--- WHAT YOU ARE ASKED TO DO ---
What follows is a set of records; restate each one word for word and drop the pictures.

==================================================

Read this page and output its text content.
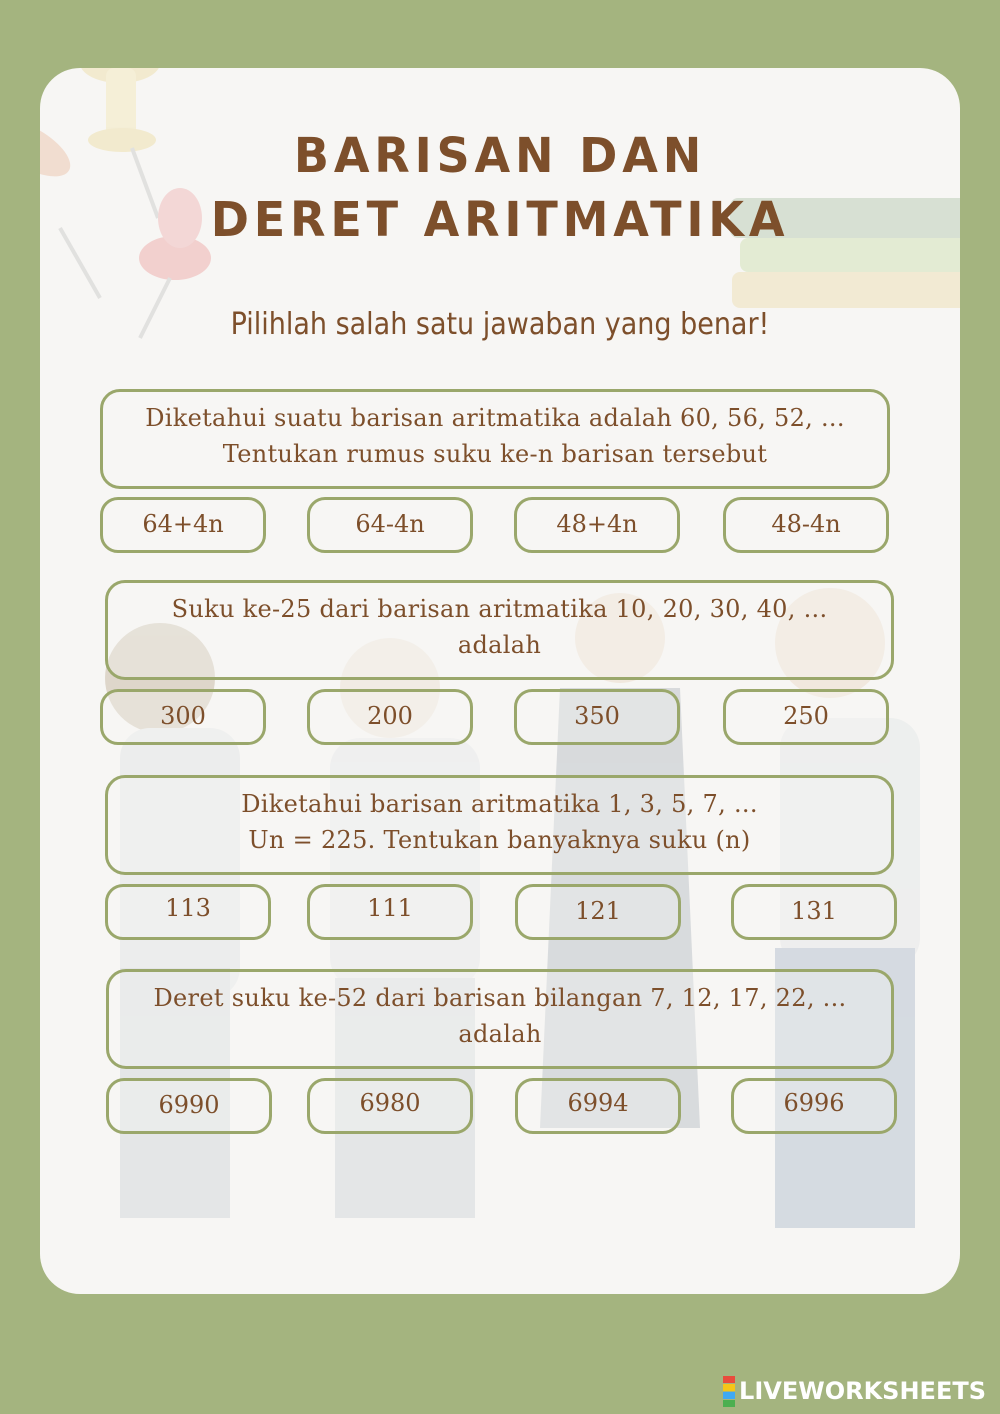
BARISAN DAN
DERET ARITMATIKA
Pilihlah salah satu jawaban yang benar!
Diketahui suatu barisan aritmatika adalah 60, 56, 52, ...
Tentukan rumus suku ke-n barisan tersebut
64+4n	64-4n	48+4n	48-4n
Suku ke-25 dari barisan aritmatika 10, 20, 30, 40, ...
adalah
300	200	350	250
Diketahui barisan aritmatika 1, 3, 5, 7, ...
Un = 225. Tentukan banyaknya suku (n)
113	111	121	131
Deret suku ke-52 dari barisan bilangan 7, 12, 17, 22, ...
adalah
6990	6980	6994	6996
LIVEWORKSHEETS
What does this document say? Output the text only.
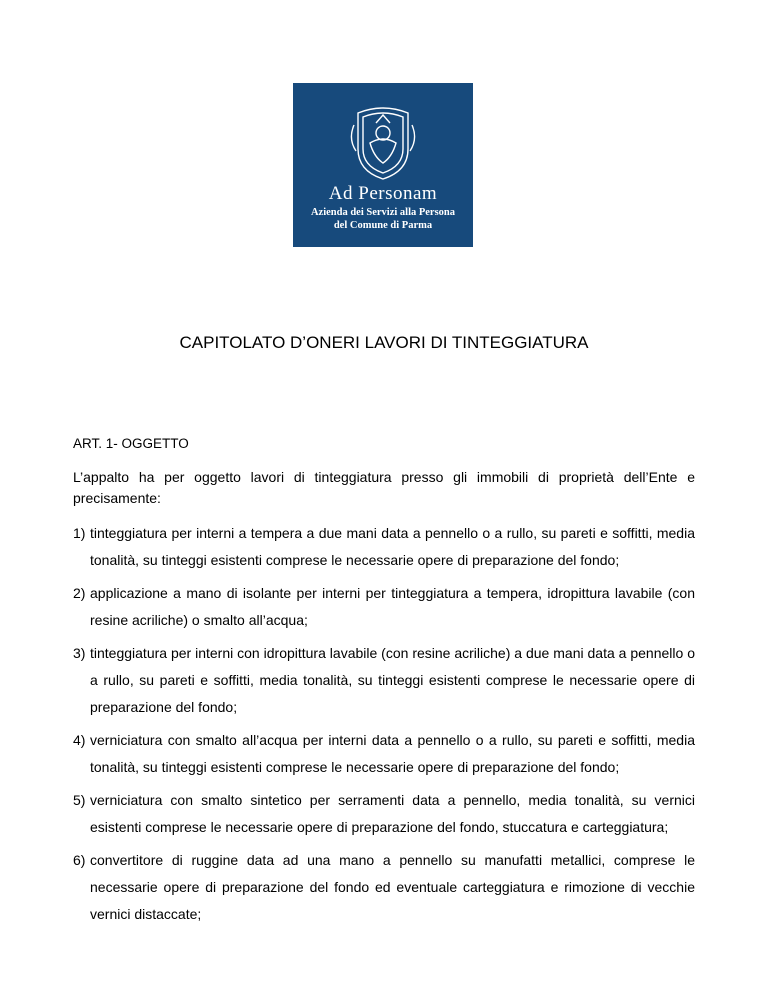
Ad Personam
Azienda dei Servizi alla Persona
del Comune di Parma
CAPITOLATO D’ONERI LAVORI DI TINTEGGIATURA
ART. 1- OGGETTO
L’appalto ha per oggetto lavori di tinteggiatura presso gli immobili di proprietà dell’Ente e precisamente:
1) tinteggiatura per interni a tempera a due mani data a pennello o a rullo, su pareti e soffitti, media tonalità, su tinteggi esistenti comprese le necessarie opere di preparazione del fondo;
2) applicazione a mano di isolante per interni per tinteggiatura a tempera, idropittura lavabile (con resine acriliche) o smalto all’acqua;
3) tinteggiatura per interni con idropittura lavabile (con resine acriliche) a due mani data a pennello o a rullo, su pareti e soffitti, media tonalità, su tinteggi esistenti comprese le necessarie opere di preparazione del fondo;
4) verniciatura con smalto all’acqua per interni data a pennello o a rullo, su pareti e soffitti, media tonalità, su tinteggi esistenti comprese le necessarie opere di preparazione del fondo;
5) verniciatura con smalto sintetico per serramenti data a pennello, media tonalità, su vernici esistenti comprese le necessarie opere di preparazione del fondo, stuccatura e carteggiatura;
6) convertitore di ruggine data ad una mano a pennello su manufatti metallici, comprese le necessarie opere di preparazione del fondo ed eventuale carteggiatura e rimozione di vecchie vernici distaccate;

==================================================

--- COMPLETE OUTPUT ---
Read this page and output its text content.
BARISAN DAN
DERET ARITMATIKA
Pilihlah salah satu jawaban yang benar!
Diketahui suatu barisan aritmatika adalah 60, 56, 52, ...
Tentukan rumus suku ke-n barisan tersebut
64+4n	64-4n	48+4n	48-4n
Suku ke-25 dari barisan aritmatika 10, 20, 30, 40, ...
adalah
300	200	350	250
Diketahui barisan aritmatika 1, 3, 5, 7, ...
Un = 225. Tentukan banyaknya suku (n)
113	111	121	131
Deret suku ke-52 dari barisan bilangan 7, 12, 17, 22, ...
adalah
6990	6980	6994	6996
LIVEWORKSHEETS
What does this document say? Output the text only.
Ad Personam
Azienda dei Servizi alla Persona
del Comune di Parma
CAPITOLATO D’ONERI LAVORI DI TINTEGGIATURA
ART. 1- OGGETTO
L’appalto ha per oggetto lavori di tinteggiatura presso gli immobili di proprietà dell’Ente e precisamente:
1) tinteggiatura per interni a tempera a due mani data a pennello o a rullo, su pareti e soffitti, media tonalità, su tinteggi esistenti comprese le necessarie opere di preparazione del fondo;
2) applicazione a mano di isolante per interni per tinteggiatura a tempera, idropittura lavabile (con resine acriliche) o smalto all’acqua;
3) tinteggiatura per interni con idropittura lavabile (con resine acriliche) a due mani data a pennello o a rullo, su pareti e soffitti, media tonalità, su tinteggi esistenti comprese le necessarie opere di preparazione del fondo;
4) verniciatura con smalto all’acqua per interni data a pennello o a rullo, su pareti e soffitti, media tonalità, su tinteggi esistenti comprese le necessarie opere di preparazione del fondo;
5) verniciatura con smalto sintetico per serramenti data a pennello, media tonalità, su vernici esistenti comprese le necessarie opere di preparazione del fondo, stuccatura e carteggiatura;
6) convertitore di ruggine data ad una mano a pennello su manufatti metallici, comprese le necessarie opere di preparazione del fondo ed eventuale carteggiatura e rimozione di vecchie vernici distaccate;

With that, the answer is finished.